Can you repeat every line of the data below, swapping "Status Wise Data" for "Status-wise Data" and leaving everything else unchanged?

[Element position data]

<<<<

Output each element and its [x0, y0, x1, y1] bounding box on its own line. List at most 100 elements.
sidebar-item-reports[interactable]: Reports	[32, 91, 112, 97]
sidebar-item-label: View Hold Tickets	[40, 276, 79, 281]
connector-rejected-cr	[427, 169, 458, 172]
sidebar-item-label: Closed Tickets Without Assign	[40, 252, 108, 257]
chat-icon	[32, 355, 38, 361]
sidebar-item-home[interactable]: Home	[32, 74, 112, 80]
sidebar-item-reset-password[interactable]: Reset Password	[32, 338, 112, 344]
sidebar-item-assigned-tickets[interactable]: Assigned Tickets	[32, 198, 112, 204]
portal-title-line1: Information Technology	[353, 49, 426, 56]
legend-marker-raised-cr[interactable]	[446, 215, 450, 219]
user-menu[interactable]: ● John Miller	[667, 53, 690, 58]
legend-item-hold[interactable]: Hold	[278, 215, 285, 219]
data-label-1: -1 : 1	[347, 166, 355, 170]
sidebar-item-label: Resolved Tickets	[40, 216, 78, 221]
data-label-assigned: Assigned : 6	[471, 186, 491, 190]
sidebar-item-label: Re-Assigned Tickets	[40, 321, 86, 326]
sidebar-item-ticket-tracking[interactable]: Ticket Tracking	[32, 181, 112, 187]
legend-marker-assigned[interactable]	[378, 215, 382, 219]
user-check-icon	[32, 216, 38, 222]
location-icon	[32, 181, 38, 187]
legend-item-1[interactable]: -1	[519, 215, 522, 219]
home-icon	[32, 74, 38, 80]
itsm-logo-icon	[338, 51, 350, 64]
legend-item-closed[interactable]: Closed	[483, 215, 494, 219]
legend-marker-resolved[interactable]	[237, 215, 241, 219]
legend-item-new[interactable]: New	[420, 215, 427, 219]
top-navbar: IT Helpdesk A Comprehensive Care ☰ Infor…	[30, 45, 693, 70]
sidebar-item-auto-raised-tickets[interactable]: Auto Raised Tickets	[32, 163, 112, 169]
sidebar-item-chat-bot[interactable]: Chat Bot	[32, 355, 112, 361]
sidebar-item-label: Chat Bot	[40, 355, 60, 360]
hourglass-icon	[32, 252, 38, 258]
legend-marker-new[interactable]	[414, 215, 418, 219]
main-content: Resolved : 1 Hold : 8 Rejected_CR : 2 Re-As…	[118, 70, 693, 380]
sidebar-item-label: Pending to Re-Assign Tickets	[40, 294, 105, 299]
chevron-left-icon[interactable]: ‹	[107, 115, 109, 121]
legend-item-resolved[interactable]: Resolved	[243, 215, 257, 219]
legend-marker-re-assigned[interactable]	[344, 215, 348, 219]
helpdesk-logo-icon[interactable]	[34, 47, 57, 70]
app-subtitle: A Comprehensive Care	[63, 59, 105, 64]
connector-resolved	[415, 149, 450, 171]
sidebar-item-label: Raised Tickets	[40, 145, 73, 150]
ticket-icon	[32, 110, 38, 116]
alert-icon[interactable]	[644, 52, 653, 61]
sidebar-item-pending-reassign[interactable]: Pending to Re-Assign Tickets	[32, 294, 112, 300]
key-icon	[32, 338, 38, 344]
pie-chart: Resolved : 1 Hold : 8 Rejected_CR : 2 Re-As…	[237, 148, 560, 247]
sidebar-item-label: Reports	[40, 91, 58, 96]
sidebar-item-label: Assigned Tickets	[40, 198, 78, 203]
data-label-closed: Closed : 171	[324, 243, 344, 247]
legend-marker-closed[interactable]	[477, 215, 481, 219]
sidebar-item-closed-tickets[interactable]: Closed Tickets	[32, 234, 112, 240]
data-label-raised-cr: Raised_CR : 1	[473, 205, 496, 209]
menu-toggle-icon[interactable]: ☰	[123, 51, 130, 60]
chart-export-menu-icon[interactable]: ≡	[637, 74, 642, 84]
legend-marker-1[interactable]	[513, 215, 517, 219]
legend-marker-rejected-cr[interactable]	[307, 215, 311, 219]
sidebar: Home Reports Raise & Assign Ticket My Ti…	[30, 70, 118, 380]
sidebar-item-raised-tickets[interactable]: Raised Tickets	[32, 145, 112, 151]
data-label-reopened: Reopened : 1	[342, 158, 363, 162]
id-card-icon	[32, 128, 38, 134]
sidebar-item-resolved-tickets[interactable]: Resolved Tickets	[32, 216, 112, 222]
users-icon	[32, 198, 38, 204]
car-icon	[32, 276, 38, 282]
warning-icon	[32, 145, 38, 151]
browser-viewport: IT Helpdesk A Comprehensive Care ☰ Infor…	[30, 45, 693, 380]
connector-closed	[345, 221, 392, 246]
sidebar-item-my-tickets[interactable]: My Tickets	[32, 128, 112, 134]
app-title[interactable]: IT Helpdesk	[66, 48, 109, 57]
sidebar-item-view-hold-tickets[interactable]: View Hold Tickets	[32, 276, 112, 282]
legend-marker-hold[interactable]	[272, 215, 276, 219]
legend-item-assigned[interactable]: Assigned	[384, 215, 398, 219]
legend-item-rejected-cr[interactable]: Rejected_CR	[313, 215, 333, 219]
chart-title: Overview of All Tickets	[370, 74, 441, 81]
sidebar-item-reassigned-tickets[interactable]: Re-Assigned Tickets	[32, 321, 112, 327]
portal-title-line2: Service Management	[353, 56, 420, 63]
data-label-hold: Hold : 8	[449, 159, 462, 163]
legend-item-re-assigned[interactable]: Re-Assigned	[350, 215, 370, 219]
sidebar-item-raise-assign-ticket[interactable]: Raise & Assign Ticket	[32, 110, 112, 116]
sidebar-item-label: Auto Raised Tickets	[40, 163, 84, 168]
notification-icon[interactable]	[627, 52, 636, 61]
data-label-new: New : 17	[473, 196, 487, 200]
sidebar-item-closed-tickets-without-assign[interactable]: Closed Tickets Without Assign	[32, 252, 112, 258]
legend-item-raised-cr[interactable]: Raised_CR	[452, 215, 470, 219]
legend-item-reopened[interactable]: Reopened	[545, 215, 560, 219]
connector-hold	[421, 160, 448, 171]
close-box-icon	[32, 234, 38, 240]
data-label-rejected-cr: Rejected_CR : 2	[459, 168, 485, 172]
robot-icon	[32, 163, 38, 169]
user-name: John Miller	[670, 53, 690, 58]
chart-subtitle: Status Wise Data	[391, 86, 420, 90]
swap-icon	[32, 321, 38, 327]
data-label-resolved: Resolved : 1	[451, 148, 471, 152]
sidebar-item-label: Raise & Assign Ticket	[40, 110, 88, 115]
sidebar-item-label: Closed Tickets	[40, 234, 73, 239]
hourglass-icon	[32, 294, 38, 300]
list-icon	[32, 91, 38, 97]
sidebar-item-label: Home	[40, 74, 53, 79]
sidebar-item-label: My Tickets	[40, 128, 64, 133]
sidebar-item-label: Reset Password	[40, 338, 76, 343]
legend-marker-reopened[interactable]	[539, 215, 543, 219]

>>>>

## [Solution to the problem]
Output each element and its [x0, y0, x1, y1] bounding box on its own line. List at most 100 elements.
sidebar-item-reports[interactable]: Reports	[32, 91, 112, 97]
sidebar-item-label: View Hold Tickets	[40, 276, 79, 281]
connector-rejected-cr	[427, 169, 458, 172]
sidebar-item-label: Closed Tickets Without Assign	[40, 252, 108, 257]
chat-icon	[32, 355, 38, 361]
sidebar-item-home[interactable]: Home	[32, 74, 112, 80]
sidebar-item-reset-password[interactable]: Reset Password	[32, 338, 112, 344]
sidebar-item-assigned-tickets[interactable]: Assigned Tickets	[32, 198, 112, 204]
portal-title-line1: Information Technology	[353, 49, 426, 56]
legend-marker-raised-cr[interactable]	[446, 215, 450, 219]
user-menu[interactable]: ● John Miller	[667, 53, 690, 58]
legend-item-hold[interactable]: Hold	[278, 215, 285, 219]
data-label-1: -1 : 1	[347, 166, 355, 170]
sidebar-item-label: Resolved Tickets	[40, 216, 78, 221]
data-label-assigned: Assigned : 6	[471, 186, 491, 190]
sidebar-item-label: Re-Assigned Tickets	[40, 321, 86, 326]
sidebar-item-ticket-tracking[interactable]: Ticket Tracking	[32, 181, 112, 187]
legend-marker-assigned[interactable]	[378, 215, 382, 219]
user-check-icon	[32, 216, 38, 222]
location-icon	[32, 181, 38, 187]
legend-item-1[interactable]: -1	[519, 215, 522, 219]
home-icon	[32, 74, 38, 80]
itsm-logo-icon	[338, 51, 350, 64]
legend-item-closed[interactable]: Closed	[483, 215, 494, 219]
legend-marker-resolved[interactable]	[237, 215, 241, 219]
legend-item-new[interactable]: New	[420, 215, 427, 219]
top-navbar: IT Helpdesk A Comprehensive Care ☰ Infor…	[30, 45, 693, 70]
sidebar-item-auto-raised-tickets[interactable]: Auto Raised Tickets	[32, 163, 112, 169]
sidebar-item-chat-bot[interactable]: Chat Bot	[32, 355, 112, 361]
sidebar-item-label: Chat Bot	[40, 355, 60, 360]
hourglass-icon	[32, 252, 38, 258]
legend-marker-new[interactable]	[414, 215, 418, 219]
main-content: Resolved : 1 Hold : 8 Rejected_CR : 2 Re-As…	[118, 70, 693, 380]
sidebar-item-label: Pending to Re-Assign Tickets	[40, 294, 105, 299]
chevron-left-icon[interactable]: ‹	[107, 115, 109, 121]
legend-item-resolved[interactable]: Resolved	[243, 215, 257, 219]
legend-marker-re-assigned[interactable]	[344, 215, 348, 219]
helpdesk-logo-icon[interactable]	[34, 47, 57, 70]
app-subtitle: A Comprehensive Care	[63, 59, 105, 64]
connector-resolved	[415, 149, 450, 171]
sidebar-item-label: Raised Tickets	[40, 145, 73, 150]
ticket-icon	[32, 110, 38, 116]
alert-icon[interactable]	[644, 52, 653, 61]
sidebar-item-pending-reassign[interactable]: Pending to Re-Assign Tickets	[32, 294, 112, 300]
key-icon	[32, 338, 38, 344]
pie-chart: Resolved : 1 Hold : 8 Rejected_CR : 2 Re-As…	[237, 148, 560, 247]
sidebar-item-label: Reports	[40, 91, 58, 96]
sidebar-item-label: Assigned Tickets	[40, 198, 78, 203]
data-label-closed: Closed : 171	[324, 243, 344, 247]
legend-marker-closed[interactable]	[477, 215, 481, 219]
sidebar-item-closed-tickets[interactable]: Closed Tickets	[32, 234, 112, 240]
data-label-raised-cr: Raised_CR : 1	[473, 205, 496, 209]
menu-toggle-icon[interactable]: ☰	[123, 51, 130, 60]
chart-export-menu-icon[interactable]: ≡	[637, 74, 642, 84]
legend-marker-1[interactable]	[513, 215, 517, 219]
legend-marker-rejected-cr[interactable]	[307, 215, 311, 219]
sidebar: Home Reports Raise & Assign Ticket My Ti…	[30, 70, 118, 380]
sidebar-item-raised-tickets[interactable]: Raised Tickets	[32, 145, 112, 151]
data-label-reopened: Reopened : 1	[342, 158, 363, 162]
id-card-icon	[32, 128, 38, 134]
sidebar-item-resolved-tickets[interactable]: Resolved Tickets	[32, 216, 112, 222]
users-icon	[32, 198, 38, 204]
car-icon	[32, 276, 38, 282]
warning-icon	[32, 145, 38, 151]
browser-viewport: IT Helpdesk A Comprehensive Care ☰ Infor…	[30, 45, 693, 380]
connector-closed	[345, 221, 392, 246]
sidebar-item-my-tickets[interactable]: My Tickets	[32, 128, 112, 134]
app-title[interactable]: IT Helpdesk	[66, 48, 109, 57]
sidebar-item-view-hold-tickets[interactable]: View Hold Tickets	[32, 276, 112, 282]
legend-marker-hold[interactable]	[272, 215, 276, 219]
legend-item-assigned[interactable]: Assigned	[384, 215, 398, 219]
legend-item-rejected-cr[interactable]: Rejected_CR	[313, 215, 333, 219]
chart-title: Overview of All Tickets	[370, 74, 441, 81]
sidebar-item-reassigned-tickets[interactable]: Re-Assigned Tickets	[32, 321, 112, 327]
portal-title-line2: Service Management	[353, 56, 420, 63]
data-label-hold: Hold : 8	[449, 159, 462, 163]
legend-item-re-assigned[interactable]: Re-Assigned	[350, 215, 370, 219]
sidebar-item-raise-assign-ticket[interactable]: Raise & Assign Ticket	[32, 110, 112, 116]
sidebar-item-label: Auto Raised Tickets	[40, 163, 84, 168]
notification-icon[interactable]	[627, 52, 636, 61]
data-label-new: New : 17	[473, 196, 487, 200]
sidebar-item-closed-tickets-without-assign[interactable]: Closed Tickets Without Assign	[32, 252, 112, 258]
legend-item-raised-cr[interactable]: Raised_CR	[452, 215, 470, 219]
legend-item-reopened[interactable]: Reopened	[545, 215, 560, 219]
connector-hold	[421, 160, 448, 171]
close-box-icon	[32, 234, 38, 240]
data-label-rejected-cr: Rejected_CR : 2	[459, 168, 485, 172]
robot-icon	[32, 163, 38, 169]
user-name: John Miller	[670, 53, 690, 58]
chart-subtitle: Status-wise Data	[391, 86, 420, 90]
swap-icon	[32, 321, 38, 327]
data-label-resolved: Resolved : 1	[451, 148, 471, 152]
sidebar-item-label: Raise & Assign Ticket	[40, 110, 88, 115]
sidebar-item-label: Closed Tickets	[40, 234, 73, 239]
hourglass-icon	[32, 294, 38, 300]
list-icon	[32, 91, 38, 97]
sidebar-item-label: Home	[40, 74, 53, 79]
sidebar-item-label: My Tickets	[40, 128, 64, 133]
sidebar-item-label: Reset Password	[40, 338, 76, 343]
legend-marker-reopened[interactable]	[539, 215, 543, 219]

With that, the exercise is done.